- Written request:
Return all lines with the word "content" in them.

[Dataset rows]
--
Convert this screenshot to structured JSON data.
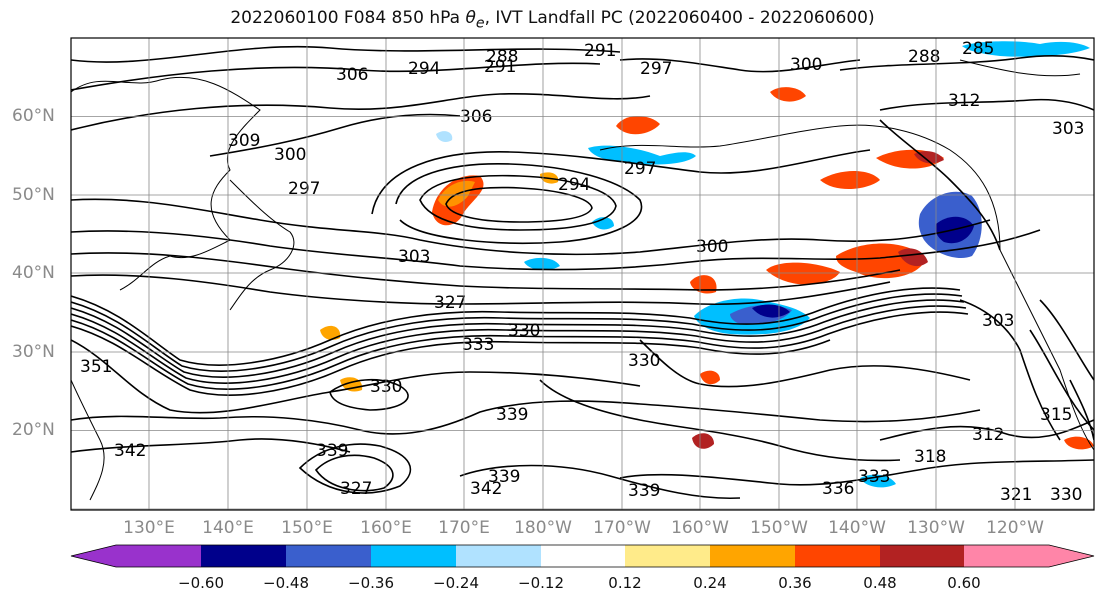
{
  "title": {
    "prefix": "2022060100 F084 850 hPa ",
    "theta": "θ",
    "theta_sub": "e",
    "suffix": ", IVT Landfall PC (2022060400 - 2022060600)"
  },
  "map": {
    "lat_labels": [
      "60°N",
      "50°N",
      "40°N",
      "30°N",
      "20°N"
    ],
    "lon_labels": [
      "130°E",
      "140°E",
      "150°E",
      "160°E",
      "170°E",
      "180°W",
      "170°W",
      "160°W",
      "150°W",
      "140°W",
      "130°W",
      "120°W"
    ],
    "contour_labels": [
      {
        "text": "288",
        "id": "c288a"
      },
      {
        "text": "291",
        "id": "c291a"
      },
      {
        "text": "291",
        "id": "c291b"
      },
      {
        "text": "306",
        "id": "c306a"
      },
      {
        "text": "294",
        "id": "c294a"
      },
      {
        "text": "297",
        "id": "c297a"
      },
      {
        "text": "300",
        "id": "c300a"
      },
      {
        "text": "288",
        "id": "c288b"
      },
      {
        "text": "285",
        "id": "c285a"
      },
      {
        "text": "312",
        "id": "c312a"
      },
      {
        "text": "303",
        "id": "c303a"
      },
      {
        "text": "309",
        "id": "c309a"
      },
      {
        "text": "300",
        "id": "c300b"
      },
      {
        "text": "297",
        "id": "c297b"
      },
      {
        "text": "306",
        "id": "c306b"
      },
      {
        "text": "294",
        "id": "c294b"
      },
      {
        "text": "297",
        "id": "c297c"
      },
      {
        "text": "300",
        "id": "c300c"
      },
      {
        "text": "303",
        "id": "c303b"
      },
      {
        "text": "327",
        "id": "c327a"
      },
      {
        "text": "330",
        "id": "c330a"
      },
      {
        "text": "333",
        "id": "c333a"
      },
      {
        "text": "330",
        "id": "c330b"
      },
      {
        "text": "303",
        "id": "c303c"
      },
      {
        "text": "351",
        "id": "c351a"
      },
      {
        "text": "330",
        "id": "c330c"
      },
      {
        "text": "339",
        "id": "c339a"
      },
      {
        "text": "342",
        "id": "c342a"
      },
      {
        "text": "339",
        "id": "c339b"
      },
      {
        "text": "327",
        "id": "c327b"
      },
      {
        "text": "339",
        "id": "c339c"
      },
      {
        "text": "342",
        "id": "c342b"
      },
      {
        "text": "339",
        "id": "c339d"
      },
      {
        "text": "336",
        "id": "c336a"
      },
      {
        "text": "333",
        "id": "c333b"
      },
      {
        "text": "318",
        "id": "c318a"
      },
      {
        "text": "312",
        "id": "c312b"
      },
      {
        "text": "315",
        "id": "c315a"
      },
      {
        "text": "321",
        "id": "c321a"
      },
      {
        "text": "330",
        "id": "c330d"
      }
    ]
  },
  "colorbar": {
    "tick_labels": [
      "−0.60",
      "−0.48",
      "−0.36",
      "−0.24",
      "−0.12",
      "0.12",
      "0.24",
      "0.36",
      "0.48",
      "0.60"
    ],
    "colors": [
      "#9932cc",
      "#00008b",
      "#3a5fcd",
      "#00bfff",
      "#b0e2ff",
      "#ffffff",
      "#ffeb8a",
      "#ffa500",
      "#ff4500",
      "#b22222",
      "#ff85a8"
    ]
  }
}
--
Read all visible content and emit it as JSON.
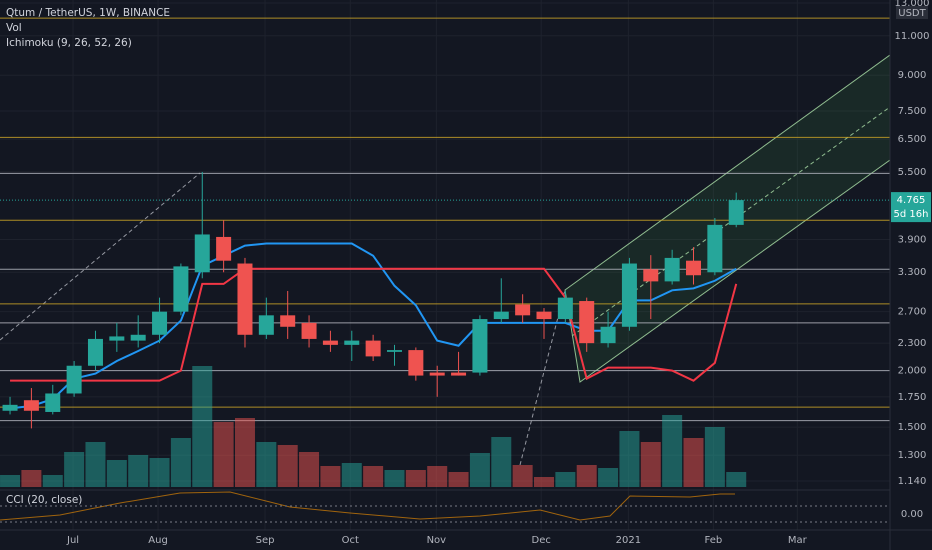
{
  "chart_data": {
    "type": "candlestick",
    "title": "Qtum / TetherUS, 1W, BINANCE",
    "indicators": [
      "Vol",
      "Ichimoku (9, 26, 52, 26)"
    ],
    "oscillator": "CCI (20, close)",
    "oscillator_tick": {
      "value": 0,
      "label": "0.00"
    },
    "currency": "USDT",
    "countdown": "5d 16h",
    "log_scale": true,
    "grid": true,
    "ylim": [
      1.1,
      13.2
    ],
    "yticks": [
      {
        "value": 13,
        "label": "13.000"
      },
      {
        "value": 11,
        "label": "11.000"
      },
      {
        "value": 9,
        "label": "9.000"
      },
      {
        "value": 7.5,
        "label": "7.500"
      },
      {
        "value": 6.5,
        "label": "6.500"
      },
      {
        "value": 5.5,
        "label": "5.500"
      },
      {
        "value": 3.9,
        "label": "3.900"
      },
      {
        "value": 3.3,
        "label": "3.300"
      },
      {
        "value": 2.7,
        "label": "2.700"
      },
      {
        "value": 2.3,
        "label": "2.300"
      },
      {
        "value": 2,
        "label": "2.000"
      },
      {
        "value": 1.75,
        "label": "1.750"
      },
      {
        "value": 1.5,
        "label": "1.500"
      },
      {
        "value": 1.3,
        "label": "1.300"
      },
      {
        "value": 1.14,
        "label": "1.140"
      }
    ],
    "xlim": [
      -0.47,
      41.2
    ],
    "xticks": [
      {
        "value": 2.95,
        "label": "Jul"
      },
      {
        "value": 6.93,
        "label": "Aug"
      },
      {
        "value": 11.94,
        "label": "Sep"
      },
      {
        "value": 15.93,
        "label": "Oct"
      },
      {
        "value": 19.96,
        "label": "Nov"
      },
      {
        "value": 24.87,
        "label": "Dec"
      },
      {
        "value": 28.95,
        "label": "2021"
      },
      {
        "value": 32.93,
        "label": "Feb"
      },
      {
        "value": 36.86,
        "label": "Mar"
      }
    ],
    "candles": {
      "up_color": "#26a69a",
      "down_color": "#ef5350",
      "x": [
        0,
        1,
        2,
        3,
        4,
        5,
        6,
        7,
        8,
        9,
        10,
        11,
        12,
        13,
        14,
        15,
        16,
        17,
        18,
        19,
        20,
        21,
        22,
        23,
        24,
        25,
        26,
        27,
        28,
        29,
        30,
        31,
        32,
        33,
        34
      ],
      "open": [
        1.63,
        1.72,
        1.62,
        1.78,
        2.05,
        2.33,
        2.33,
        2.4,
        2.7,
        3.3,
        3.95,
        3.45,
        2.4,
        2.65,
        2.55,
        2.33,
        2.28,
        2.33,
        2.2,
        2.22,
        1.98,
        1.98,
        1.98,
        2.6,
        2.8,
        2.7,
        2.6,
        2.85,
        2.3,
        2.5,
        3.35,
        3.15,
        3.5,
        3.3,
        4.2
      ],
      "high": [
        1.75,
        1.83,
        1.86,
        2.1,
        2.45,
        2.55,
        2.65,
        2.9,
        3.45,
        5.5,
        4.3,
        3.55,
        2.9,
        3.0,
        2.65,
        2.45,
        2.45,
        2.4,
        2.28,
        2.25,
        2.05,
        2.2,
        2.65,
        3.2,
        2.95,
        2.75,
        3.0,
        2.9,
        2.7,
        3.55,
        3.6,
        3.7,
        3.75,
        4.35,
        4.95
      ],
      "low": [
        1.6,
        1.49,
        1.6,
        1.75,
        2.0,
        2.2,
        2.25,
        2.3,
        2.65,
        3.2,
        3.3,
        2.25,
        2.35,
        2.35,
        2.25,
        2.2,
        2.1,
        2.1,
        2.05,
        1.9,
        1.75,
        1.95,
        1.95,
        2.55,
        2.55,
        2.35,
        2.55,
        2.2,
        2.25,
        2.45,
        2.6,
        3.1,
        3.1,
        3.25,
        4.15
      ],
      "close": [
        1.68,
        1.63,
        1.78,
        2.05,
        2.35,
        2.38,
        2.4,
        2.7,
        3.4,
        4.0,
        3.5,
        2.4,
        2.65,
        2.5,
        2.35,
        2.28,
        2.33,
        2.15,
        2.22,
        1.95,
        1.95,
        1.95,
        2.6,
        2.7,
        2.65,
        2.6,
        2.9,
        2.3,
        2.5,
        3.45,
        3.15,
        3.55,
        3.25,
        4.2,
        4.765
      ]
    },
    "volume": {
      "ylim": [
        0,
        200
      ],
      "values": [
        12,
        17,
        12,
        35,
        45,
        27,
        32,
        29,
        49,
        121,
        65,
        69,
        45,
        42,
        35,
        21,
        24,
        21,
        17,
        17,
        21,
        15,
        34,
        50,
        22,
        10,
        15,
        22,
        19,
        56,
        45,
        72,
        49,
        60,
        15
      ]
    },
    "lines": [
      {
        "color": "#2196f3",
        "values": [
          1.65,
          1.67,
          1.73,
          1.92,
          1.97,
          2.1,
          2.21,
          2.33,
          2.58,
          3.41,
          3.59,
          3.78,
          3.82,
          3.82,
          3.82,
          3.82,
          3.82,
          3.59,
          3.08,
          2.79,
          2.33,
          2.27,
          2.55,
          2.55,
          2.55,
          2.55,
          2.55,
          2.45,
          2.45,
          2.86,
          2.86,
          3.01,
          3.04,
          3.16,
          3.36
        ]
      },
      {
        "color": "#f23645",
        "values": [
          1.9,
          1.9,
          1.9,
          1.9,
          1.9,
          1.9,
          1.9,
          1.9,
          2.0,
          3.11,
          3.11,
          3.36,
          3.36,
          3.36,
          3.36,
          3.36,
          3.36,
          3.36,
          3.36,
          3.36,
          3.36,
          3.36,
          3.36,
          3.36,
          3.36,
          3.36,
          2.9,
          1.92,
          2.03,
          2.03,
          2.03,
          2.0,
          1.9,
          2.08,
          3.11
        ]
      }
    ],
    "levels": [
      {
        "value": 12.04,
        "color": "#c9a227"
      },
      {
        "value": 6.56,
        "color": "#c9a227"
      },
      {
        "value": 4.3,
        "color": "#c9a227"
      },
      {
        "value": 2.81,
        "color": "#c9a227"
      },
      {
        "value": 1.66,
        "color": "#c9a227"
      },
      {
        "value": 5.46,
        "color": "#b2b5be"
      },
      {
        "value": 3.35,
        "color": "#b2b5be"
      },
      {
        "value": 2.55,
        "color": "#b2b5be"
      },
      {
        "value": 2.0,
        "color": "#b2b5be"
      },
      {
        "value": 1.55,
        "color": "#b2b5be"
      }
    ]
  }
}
--
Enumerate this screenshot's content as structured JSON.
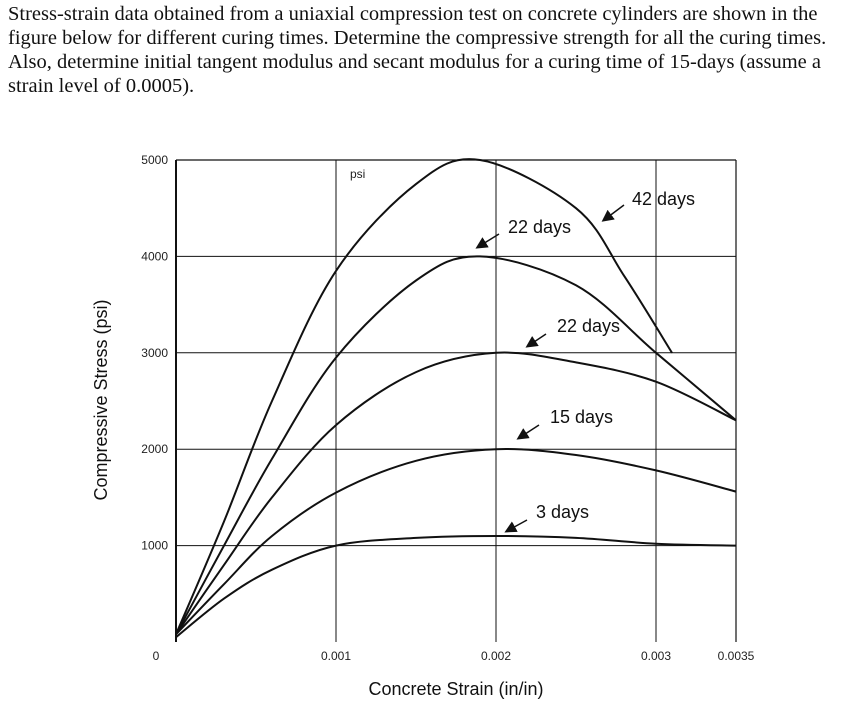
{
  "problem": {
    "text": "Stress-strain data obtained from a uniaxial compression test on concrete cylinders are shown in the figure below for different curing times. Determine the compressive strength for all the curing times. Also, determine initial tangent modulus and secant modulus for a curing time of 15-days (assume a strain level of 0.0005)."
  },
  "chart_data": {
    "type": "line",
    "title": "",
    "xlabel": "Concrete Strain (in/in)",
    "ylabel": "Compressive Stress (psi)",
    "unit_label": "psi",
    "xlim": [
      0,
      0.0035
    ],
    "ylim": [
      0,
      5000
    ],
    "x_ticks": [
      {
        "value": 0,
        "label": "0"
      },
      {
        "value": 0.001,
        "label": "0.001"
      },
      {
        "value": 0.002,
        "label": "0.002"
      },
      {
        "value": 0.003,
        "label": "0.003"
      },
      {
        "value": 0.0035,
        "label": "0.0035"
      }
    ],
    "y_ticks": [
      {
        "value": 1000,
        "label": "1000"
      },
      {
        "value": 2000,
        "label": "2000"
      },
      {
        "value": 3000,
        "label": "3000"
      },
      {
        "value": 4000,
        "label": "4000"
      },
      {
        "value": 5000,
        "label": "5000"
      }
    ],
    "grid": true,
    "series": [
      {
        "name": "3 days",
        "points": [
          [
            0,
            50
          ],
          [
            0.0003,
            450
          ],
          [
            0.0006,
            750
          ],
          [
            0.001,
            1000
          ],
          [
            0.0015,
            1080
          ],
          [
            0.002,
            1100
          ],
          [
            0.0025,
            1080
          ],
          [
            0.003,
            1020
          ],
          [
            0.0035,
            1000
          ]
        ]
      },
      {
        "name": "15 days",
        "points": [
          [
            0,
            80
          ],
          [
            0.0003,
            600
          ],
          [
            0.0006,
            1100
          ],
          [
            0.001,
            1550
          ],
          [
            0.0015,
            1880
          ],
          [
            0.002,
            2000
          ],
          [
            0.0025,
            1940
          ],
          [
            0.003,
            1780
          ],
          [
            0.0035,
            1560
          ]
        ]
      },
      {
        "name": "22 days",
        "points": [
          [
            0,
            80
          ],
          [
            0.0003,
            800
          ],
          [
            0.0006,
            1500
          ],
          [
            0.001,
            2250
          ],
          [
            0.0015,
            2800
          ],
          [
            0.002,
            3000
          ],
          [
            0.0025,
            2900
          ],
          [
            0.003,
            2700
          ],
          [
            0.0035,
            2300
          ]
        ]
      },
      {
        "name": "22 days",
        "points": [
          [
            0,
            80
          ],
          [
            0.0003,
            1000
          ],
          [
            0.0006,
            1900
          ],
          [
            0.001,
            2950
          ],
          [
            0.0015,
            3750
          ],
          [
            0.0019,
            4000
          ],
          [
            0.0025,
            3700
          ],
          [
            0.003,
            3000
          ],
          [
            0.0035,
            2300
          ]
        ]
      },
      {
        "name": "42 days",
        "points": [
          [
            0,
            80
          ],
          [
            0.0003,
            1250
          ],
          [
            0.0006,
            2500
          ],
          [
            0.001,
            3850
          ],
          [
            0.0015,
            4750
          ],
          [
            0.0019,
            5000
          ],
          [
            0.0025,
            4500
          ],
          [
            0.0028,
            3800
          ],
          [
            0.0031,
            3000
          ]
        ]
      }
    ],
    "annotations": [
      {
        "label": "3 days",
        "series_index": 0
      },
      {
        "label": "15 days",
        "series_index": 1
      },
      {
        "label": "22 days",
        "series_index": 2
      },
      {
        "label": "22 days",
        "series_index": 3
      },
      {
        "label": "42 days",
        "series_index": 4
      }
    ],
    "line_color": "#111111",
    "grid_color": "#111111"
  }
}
--
- Response for this exercise:
Read all visible content and emit it as JSON.
Enumerate this screenshot's content as structured JSON.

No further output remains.